──────── Input rows

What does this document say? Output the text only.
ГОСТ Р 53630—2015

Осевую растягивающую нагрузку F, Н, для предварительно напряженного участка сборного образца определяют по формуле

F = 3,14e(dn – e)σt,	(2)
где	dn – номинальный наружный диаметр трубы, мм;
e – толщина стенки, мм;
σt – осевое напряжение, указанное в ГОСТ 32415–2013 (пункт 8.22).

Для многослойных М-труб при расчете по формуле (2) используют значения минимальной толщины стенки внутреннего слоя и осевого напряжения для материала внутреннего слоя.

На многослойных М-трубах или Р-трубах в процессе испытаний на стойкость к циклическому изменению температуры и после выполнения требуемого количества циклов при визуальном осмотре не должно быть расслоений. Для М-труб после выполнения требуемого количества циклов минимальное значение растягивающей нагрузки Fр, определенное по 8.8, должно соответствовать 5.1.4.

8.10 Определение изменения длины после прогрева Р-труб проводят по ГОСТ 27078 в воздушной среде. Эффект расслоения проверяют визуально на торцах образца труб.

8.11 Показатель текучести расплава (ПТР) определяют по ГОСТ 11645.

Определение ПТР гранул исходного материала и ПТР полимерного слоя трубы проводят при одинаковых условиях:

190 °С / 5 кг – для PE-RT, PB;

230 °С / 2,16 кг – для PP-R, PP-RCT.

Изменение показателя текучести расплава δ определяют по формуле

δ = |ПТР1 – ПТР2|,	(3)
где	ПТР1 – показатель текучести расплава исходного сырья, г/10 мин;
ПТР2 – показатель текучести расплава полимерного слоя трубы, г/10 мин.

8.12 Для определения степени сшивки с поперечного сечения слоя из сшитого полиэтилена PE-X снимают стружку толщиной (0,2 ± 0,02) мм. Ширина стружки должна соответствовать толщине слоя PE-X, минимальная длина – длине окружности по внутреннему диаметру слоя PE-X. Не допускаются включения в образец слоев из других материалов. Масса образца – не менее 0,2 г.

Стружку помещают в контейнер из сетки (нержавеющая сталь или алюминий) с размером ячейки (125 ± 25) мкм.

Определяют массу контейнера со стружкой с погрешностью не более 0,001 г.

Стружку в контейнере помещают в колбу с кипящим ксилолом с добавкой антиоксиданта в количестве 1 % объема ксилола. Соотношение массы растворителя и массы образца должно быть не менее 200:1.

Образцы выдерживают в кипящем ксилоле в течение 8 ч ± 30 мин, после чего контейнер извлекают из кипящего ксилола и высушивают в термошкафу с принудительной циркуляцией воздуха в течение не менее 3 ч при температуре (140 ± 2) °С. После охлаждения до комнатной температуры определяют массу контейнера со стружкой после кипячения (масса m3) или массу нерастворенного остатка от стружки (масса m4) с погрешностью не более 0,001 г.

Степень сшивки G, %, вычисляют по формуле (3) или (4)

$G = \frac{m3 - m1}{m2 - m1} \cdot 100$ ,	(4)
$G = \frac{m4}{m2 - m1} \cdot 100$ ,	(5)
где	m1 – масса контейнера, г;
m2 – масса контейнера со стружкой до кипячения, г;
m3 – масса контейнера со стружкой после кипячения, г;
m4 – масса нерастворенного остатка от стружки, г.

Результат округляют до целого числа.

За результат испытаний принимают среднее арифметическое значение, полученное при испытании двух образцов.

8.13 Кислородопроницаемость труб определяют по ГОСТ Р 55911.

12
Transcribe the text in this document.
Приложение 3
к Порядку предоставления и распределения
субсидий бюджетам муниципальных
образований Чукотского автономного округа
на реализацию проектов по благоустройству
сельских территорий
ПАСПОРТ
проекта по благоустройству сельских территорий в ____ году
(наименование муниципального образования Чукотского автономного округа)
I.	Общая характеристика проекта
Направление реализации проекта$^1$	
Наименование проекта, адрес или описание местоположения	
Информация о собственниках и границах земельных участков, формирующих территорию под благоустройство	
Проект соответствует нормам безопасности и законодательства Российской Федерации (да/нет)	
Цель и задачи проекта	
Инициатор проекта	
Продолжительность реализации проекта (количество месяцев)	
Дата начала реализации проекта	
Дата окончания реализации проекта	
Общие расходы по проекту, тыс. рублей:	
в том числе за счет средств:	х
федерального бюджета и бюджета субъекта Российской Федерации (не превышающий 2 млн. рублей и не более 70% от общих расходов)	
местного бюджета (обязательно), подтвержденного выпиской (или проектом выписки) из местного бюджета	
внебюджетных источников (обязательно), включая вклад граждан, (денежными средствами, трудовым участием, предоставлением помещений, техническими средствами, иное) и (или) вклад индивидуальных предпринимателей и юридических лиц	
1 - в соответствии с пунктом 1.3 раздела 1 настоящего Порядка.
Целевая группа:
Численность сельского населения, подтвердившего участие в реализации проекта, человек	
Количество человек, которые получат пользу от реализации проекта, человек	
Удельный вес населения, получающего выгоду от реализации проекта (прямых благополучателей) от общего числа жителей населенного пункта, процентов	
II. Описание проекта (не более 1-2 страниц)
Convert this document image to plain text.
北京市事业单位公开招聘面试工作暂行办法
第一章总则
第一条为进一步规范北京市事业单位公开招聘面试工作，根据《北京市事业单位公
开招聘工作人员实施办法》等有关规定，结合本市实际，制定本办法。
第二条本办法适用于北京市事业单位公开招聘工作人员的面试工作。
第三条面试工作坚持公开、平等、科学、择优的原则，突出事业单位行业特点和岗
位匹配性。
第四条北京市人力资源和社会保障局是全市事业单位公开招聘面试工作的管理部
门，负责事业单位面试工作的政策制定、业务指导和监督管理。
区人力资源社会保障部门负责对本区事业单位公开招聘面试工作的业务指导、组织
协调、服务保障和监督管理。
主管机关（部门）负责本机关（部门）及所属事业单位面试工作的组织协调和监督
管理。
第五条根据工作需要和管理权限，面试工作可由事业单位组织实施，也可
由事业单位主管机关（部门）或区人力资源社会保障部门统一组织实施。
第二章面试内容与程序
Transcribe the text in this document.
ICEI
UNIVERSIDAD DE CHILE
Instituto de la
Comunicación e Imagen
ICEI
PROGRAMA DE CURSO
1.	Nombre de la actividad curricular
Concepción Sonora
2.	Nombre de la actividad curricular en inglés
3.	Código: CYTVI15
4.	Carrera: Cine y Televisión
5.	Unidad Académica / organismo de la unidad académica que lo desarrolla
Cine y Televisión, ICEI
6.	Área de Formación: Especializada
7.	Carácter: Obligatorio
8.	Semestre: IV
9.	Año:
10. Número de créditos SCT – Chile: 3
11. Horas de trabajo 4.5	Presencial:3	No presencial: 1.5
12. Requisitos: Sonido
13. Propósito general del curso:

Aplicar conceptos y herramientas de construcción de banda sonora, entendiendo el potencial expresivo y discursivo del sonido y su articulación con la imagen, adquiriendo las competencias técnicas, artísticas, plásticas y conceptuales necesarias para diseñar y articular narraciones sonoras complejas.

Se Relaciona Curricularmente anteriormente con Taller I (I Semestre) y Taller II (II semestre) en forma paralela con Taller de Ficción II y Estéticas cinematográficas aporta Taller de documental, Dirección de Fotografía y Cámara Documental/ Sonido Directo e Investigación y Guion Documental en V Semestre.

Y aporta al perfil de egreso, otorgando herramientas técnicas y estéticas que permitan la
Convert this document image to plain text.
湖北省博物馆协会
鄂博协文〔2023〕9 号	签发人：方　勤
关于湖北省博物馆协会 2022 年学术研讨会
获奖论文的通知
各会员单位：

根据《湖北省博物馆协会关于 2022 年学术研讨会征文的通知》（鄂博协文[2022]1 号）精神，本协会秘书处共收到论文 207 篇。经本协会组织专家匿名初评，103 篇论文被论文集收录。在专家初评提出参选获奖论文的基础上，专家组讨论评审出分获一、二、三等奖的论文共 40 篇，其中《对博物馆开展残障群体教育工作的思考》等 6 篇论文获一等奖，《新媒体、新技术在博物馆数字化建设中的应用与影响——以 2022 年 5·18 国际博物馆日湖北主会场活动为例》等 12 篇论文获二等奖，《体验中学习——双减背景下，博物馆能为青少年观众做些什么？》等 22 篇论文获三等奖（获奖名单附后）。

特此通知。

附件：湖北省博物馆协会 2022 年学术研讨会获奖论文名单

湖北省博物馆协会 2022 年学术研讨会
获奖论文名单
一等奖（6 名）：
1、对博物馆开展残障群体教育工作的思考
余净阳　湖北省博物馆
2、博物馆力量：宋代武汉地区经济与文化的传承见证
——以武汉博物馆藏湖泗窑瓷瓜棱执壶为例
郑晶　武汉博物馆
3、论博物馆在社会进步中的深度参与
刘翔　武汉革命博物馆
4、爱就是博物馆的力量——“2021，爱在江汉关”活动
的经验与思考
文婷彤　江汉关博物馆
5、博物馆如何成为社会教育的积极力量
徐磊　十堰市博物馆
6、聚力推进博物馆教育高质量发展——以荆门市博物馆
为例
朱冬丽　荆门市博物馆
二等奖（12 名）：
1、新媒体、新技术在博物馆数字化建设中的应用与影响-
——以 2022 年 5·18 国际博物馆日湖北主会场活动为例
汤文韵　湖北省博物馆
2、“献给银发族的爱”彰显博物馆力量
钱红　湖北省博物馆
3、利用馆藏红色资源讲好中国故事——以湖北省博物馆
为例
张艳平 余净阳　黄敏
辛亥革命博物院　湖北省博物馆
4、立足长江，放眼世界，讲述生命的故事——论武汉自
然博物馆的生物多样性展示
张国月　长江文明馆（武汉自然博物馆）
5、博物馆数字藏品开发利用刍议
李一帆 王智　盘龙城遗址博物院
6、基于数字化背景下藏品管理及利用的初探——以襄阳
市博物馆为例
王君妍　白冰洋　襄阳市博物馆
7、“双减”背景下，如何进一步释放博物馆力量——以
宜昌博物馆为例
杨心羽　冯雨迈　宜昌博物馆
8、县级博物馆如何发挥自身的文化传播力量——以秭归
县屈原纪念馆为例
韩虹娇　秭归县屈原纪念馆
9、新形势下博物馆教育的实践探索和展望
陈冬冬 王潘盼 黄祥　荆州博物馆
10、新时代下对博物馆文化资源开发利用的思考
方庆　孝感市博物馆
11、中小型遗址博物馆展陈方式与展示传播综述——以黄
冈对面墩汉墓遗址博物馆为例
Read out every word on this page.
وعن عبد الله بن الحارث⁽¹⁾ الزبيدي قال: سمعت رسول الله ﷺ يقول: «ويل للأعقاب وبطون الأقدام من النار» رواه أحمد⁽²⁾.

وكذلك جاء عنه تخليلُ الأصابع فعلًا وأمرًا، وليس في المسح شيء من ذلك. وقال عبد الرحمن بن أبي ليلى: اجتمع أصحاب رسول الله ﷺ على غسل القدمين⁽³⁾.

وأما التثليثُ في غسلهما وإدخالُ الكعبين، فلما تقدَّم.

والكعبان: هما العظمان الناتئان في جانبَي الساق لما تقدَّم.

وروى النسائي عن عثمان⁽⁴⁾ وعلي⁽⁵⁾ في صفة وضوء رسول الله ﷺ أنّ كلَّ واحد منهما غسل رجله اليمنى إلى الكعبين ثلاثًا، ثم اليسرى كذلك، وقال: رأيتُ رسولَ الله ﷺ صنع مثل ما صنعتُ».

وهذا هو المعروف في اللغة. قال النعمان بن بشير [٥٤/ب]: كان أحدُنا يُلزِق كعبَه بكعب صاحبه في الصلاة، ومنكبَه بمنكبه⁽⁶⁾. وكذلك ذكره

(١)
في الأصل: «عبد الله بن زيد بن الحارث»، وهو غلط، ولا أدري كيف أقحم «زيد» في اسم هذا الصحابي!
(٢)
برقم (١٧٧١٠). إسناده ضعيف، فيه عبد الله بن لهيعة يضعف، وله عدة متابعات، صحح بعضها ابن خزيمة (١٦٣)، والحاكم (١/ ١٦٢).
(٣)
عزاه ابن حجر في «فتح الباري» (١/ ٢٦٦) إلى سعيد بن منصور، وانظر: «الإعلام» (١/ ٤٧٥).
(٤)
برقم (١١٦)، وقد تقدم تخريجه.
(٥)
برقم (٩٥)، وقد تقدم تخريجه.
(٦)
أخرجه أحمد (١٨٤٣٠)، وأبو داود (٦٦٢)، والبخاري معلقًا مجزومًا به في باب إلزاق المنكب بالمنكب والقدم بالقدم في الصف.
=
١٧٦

────────────────

## Work to complete
Using the listing, collect all lines in which the string "населения" is found.

## The completed task
Численность сельского населения, подтвердившего участие в реализации проекта, человек	
Удельный вес населения, получающего выгоду от реализации проекта (прямых благополучателей) от общего числа жителей населенного пункта, процентов	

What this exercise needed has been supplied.